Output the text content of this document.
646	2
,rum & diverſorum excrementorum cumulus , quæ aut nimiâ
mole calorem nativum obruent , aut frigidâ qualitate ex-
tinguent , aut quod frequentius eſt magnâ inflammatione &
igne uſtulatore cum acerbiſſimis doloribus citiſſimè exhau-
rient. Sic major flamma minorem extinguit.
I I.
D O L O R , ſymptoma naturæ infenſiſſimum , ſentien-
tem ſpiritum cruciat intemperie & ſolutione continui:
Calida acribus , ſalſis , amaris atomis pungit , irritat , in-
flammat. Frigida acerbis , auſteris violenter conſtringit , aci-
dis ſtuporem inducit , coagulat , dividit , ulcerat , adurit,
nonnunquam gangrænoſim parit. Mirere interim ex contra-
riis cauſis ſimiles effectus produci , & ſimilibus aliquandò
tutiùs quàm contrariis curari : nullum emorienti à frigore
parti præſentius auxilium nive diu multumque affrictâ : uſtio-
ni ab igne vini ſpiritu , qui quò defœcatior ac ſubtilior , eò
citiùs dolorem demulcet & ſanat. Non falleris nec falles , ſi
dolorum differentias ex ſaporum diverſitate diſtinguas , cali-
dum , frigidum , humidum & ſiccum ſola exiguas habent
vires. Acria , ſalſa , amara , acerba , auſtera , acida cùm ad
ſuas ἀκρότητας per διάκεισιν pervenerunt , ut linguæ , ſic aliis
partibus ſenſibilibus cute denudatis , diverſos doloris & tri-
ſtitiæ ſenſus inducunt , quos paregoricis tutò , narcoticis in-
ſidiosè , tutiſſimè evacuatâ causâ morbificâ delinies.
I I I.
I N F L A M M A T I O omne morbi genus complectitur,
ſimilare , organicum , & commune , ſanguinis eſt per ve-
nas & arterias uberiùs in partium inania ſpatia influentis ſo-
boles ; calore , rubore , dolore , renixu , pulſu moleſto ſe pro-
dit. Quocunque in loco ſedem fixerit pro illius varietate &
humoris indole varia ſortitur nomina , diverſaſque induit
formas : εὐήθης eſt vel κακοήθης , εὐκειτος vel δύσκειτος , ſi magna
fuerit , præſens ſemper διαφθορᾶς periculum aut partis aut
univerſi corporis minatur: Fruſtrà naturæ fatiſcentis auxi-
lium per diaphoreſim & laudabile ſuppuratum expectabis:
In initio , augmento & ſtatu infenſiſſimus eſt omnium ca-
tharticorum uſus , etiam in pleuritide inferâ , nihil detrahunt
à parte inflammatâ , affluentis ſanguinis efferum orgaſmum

Goal.
Scan the listing above and copy all lines containing the word "igne".

Answer to this task.
igne uſtulatore cum acerbiſſimis doloribus citiſſimè exhau-
ni ab igne vini ſpiritu , qui quò defœcatior ac ſubtilior , eò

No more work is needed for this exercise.